[start of RECORD EXCERPTS]

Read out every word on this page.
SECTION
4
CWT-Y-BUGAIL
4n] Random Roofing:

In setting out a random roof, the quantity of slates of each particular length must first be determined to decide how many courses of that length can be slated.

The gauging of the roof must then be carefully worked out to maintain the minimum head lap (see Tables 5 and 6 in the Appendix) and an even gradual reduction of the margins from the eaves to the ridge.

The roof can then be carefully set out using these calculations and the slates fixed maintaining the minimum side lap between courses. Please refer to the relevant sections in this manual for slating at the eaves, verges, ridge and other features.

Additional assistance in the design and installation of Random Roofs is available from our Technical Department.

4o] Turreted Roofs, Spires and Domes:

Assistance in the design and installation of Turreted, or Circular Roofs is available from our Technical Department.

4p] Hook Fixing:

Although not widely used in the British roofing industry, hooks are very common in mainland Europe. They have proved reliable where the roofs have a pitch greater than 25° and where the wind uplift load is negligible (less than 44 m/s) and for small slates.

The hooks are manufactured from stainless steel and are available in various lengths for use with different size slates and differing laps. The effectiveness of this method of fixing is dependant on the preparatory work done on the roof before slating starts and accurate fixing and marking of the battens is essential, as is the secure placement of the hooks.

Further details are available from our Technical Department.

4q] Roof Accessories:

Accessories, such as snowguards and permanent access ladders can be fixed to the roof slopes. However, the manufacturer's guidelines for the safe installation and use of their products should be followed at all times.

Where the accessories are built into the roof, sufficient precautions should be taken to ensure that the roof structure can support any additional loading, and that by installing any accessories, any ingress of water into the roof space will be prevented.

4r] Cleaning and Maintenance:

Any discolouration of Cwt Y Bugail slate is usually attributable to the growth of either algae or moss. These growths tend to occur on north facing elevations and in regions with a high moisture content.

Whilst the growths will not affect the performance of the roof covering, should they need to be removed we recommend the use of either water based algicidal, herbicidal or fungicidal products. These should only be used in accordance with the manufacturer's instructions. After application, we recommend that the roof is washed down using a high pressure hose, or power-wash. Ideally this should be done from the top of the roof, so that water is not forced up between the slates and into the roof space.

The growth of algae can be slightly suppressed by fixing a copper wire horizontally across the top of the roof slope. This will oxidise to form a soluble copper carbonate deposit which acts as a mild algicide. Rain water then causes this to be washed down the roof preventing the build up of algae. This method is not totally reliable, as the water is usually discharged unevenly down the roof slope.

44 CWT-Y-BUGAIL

[end of RECORD EXCERPTS]

**SET PROBLEM**
Quote every line of the data, word for word.

**RESULT OF THIS EXERCISE**
Read out every word on this page.
SECTION
4
CWT-Y-BUGAIL
4n] Random Roofing:

In setting out a random roof, the quantity of slates of each particular length must first be determined to decide how many courses of that length can be slated.

The gauging of the roof must then be carefully worked out to maintain the minimum head lap (see Tables 5 and 6 in the Appendix) and an even gradual reduction of the margins from the eaves to the ridge.

The roof can then be carefully set out using these calculations and the slates fixed maintaining the minimum side lap between courses. Please refer to the relevant sections in this manual for slating at the eaves, verges, ridge and other features.

Additional assistance in the design and installation of Random Roofs is available from our Technical Department.

4o] Turreted Roofs, Spires and Domes:

Assistance in the design and installation of Turreted, or Circular Roofs is available from our Technical Department.

4p] Hook Fixing:

Although not widely used in the British roofing industry, hooks are very common in mainland Europe. They have proved reliable where the roofs have a pitch greater than 25° and where the wind uplift load is negligible (less than 44 m/s) and for small slates.

The hooks are manufactured from stainless steel and are available in various lengths for use with different size slates and differing laps. The effectiveness of this method of fixing is dependant on the preparatory work done on the roof before slating starts and accurate fixing and marking of the battens is essential, as is the secure placement of the hooks.

Further details are available from our Technical Department.

4q] Roof Accessories:

Accessories, such as snowguards and permanent access ladders can be fixed to the roof slopes. However, the manufacturer's guidelines for the safe installation and use of their products should be followed at all times.

Where the accessories are built into the roof, sufficient precautions should be taken to ensure that the roof structure can support any additional loading, and that by installing any accessories, any ingress of water into the roof space will be prevented.

4r] Cleaning and Maintenance:

Any discolouration of Cwt Y Bugail slate is usually attributable to the growth of either algae or moss. These growths tend to occur on north facing elevations and in regions with a high moisture content.

Whilst the growths will not affect the performance of the roof covering, should they need to be removed we recommend the use of either water based algicidal, herbicidal or fungicidal products. These should only be used in accordance with the manufacturer's instructions. After application, we recommend that the roof is washed down using a high pressure hose, or power-wash. Ideally this should be done from the top of the roof, so that water is not forced up between the slates and into the roof space.

The growth of algae can be slightly suppressed by fixing a copper wire horizontally across the top of the roof slope. This will oxidise to form a soluble copper carbonate deposit which acts as a mild algicide. Rain water then causes this to be washed down the roof preventing the build up of algae. This method is not totally reliable, as the water is usually discharged unevenly down the roof slope.

44 CWT-Y-BUGAIL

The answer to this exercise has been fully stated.